Data records
——
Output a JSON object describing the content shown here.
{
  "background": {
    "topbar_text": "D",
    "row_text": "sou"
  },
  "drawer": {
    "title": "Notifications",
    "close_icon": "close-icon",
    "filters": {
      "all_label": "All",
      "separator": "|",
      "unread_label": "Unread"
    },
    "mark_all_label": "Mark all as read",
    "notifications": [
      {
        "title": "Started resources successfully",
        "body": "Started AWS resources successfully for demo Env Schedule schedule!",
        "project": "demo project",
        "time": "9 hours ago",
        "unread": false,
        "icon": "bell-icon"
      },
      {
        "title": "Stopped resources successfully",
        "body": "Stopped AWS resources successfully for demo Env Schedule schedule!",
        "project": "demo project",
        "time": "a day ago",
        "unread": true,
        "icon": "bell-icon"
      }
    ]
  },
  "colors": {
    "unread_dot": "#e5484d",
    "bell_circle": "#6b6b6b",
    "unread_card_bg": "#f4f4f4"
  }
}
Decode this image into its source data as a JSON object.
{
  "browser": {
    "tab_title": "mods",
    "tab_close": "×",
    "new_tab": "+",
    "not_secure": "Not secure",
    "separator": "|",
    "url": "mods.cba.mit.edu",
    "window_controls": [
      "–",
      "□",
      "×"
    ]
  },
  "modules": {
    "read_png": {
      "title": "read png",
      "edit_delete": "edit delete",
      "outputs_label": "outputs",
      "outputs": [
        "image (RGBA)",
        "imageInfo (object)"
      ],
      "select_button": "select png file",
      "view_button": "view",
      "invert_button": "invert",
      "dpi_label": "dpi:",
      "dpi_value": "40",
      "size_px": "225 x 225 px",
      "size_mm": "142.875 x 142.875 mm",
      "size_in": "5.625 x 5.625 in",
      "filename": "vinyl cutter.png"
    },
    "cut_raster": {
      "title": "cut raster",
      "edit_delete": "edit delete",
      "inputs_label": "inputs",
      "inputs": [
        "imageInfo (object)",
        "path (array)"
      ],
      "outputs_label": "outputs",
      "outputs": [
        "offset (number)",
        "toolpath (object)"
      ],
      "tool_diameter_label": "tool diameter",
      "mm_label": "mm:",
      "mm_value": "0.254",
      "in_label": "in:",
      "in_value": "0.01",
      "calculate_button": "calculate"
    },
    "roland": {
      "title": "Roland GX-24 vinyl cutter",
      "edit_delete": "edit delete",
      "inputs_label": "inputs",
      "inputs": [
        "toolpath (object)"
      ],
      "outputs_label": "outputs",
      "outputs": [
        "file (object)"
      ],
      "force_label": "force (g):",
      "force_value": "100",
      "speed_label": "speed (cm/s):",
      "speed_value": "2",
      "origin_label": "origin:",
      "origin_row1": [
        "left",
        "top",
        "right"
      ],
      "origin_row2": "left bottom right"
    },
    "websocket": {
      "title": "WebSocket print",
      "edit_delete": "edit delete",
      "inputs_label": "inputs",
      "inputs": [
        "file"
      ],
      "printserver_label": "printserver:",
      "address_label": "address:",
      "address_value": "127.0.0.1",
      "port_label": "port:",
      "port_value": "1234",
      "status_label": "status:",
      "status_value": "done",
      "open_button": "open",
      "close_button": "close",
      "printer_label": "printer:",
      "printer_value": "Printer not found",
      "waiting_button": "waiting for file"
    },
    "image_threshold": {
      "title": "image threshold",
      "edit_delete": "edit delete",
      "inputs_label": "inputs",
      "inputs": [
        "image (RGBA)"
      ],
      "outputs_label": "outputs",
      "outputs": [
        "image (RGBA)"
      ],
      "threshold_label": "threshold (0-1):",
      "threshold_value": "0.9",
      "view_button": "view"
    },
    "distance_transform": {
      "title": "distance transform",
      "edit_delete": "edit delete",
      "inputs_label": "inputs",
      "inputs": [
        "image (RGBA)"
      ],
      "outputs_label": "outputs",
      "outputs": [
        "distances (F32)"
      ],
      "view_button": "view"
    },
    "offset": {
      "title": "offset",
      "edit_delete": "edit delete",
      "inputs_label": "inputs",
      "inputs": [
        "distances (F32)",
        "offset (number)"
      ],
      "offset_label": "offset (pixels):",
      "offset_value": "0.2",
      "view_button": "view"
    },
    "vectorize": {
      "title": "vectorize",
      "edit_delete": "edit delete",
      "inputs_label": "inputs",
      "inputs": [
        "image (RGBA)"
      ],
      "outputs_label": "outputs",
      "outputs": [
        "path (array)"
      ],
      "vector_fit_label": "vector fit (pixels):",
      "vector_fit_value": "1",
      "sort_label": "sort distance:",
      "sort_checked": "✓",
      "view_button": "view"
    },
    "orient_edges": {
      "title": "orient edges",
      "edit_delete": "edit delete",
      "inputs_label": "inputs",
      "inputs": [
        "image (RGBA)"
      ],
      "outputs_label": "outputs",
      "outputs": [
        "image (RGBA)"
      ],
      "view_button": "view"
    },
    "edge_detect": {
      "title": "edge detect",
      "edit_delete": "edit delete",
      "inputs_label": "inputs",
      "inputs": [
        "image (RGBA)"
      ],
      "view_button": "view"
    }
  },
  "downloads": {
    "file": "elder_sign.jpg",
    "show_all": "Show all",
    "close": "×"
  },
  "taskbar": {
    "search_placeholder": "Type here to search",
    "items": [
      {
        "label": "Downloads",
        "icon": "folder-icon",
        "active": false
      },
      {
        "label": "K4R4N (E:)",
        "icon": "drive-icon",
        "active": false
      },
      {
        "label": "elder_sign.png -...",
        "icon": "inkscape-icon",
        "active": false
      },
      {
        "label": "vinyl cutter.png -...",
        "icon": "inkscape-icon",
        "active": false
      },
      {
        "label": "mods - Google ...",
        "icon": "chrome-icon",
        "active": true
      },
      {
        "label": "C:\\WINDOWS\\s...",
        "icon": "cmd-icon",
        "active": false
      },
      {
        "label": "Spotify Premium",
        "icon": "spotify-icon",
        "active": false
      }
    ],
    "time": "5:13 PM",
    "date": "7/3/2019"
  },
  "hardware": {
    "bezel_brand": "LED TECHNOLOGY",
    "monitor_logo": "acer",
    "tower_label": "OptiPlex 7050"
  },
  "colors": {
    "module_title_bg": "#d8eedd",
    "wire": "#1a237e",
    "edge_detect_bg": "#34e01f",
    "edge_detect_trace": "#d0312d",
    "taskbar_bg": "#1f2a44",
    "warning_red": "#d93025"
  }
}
——
> What you have to do:
Reproduce the complete set of lines precisely as supplied.

> Output for this task:
Output a JSON object describing the content shown here.
{
  "background": {
    "topbar_text": "D",
    "row_text": "sou"
  },
  "drawer": {
    "title": "Notifications",
    "close_icon": "close-icon",
    "filters": {
      "all_label": "All",
      "separator": "|",
      "unread_label": "Unread"
    },
    "mark_all_label": "Mark all as read",
    "notifications": [
      {
        "title": "Started resources successfully",
        "body": "Started AWS resources successfully for demo Env Schedule schedule!",
        "project": "demo project",
        "time": "9 hours ago",
        "unread": false,
        "icon": "bell-icon"
      },
      {
        "title": "Stopped resources successfully",
        "body": "Stopped AWS resources successfully for demo Env Schedule schedule!",
        "project": "demo project",
        "time": "a day ago",
        "unread": true,
        "icon": "bell-icon"
      }
    ]
  },
  "colors": {
    "unread_dot": "#e5484d",
    "bell_circle": "#6b6b6b",
    "unread_card_bg": "#f4f4f4"
  }
}
Decode this image into its source data as a JSON object.
{
  "browser": {
    "tab_title": "mods",
    "tab_close": "×",
    "new_tab": "+",
    "not_secure": "Not secure",
    "separator": "|",
    "url": "mods.cba.mit.edu",
    "window_controls": [
      "–",
      "□",
      "×"
    ]
  },
  "modules": {
    "read_png": {
      "title": "read png",
      "edit_delete": "edit delete",
      "outputs_label": "outputs",
      "outputs": [
        "image (RGBA)",
        "imageInfo (object)"
      ],
      "select_button": "select png file",
      "view_button": "view",
      "invert_button": "invert",
      "dpi_label": "dpi:",
      "dpi_value": "40",
      "size_px": "225 x 225 px",
      "size_mm": "142.875 x 142.875 mm",
      "size_in": "5.625 x 5.625 in",
      "filename": "vinyl cutter.png"
    },
    "cut_raster": {
      "title": "cut raster",
      "edit_delete": "edit delete",
      "inputs_label": "inputs",
      "inputs": [
        "imageInfo (object)",
        "path (array)"
      ],
      "outputs_label": "outputs",
      "outputs": [
        "offset (number)",
        "toolpath (object)"
      ],
      "tool_diameter_label": "tool diameter",
      "mm_label": "mm:",
      "mm_value": "0.254",
      "in_label": "in:",
      "in_value": "0.01",
      "calculate_button": "calculate"
    },
    "roland": {
      "title": "Roland GX-24 vinyl cutter",
      "edit_delete": "edit delete",
      "inputs_label": "inputs",
      "inputs": [
        "toolpath (object)"
      ],
      "outputs_label": "outputs",
      "outputs": [
        "file (object)"
      ],
      "force_label": "force (g):",
      "force_value": "100",
      "speed_label": "speed (cm/s):",
      "speed_value": "2",
      "origin_label": "origin:",
      "origin_row1": [
        "left",
        "top",
        "right"
      ],
      "origin_row2": "left bottom right"
    },
    "websocket": {
      "title": "WebSocket print",
      "edit_delete": "edit delete",
      "inputs_label": "inputs",
      "inputs": [
        "file"
      ],
      "printserver_label": "printserver:",
      "address_label": "address:",
      "address_value": "127.0.0.1",
      "port_label": "port:",
      "port_value": "1234",
      "status_label": "status:",
      "status_value": "done",
      "open_button": "open",
      "close_button": "close",
      "printer_label": "printer:",
      "printer_value": "Printer not found",
      "waiting_button": "waiting for file"
    },
    "image_threshold": {
      "title": "image threshold",
      "edit_delete": "edit delete",
      "inputs_label": "inputs",
      "inputs": [
        "image (RGBA)"
      ],
      "outputs_label": "outputs",
      "outputs": [
        "image (RGBA)"
      ],
      "threshold_label": "threshold (0-1):",
      "threshold_value": "0.9",
      "view_button": "view"
    },
    "distance_transform": {
      "title": "distance transform",
      "edit_delete": "edit delete",
      "inputs_label": "inputs",
      "inputs": [
        "image (RGBA)"
      ],
      "outputs_label": "outputs",
      "outputs": [
        "distances (F32)"
      ],
      "view_button": "view"
    },
    "offset": {
      "title": "offset",
      "edit_delete": "edit delete",
      "inputs_label": "inputs",
      "inputs": [
        "distances (F32)",
        "offset (number)"
      ],
      "offset_label": "offset (pixels):",
      "offset_value": "0.2",
      "view_button": "view"
    },
    "vectorize": {
      "title": "vectorize",
      "edit_delete": "edit delete",
      "inputs_label": "inputs",
      "inputs": [
        "image (RGBA)"
      ],
      "outputs_label": "outputs",
      "outputs": [
        "path (array)"
      ],
      "vector_fit_label": "vector fit (pixels):",
      "vector_fit_value": "1",
      "sort_label": "sort distance:",
      "sort_checked": "✓",
      "view_button": "view"
    },
    "orient_edges": {
      "title": "orient edges",
      "edit_delete": "edit delete",
      "inputs_label": "inputs",
      "inputs": [
        "image (RGBA)"
      ],
      "outputs_label": "outputs",
      "outputs": [
        "image (RGBA)"
      ],
      "view_button": "view"
    },
    "edge_detect": {
      "title": "edge detect",
      "edit_delete": "edit delete",
      "inputs_label": "inputs",
      "inputs": [
        "image (RGBA)"
      ],
      "view_button": "view"
    }
  },
  "downloads": {
    "file": "elder_sign.jpg",
    "show_all": "Show all",
    "close": "×"
  },
  "taskbar": {
    "search_placeholder": "Type here to search",
    "items": [
      {
        "label": "Downloads",
        "icon": "folder-icon",
        "active": false
      },
      {
        "label": "K4R4N (E:)",
        "icon": "drive-icon",
        "active": false
      },
      {
        "label": "elder_sign.png -...",
        "icon": "inkscape-icon",
        "active": false
      },
      {
        "label": "vinyl cutter.png -...",
        "icon": "inkscape-icon",
        "active": false
      },
      {
        "label": "mods - Google ...",
        "icon": "chrome-icon",
        "active": true
      },
      {
        "label": "C:\\WINDOWS\\s...",
        "icon": "cmd-icon",
        "active": false
      },
      {
        "label": "Spotify Premium",
        "icon": "spotify-icon",
        "active": false
      }
    ],
    "time": "5:13 PM",
    "date": "7/3/2019"
  },
  "hardware": {
    "bezel_brand": "LED TECHNOLOGY",
    "monitor_logo": "acer",
    "tower_label": "OptiPlex 7050"
  },
  "colors": {
    "module_title_bg": "#d8eedd",
    "wire": "#1a237e",
    "edge_detect_bg": "#34e01f",
    "edge_detect_trace": "#d0312d",
    "taskbar_bg": "#1f2a44",
    "warning_red": "#d93025"
  }
}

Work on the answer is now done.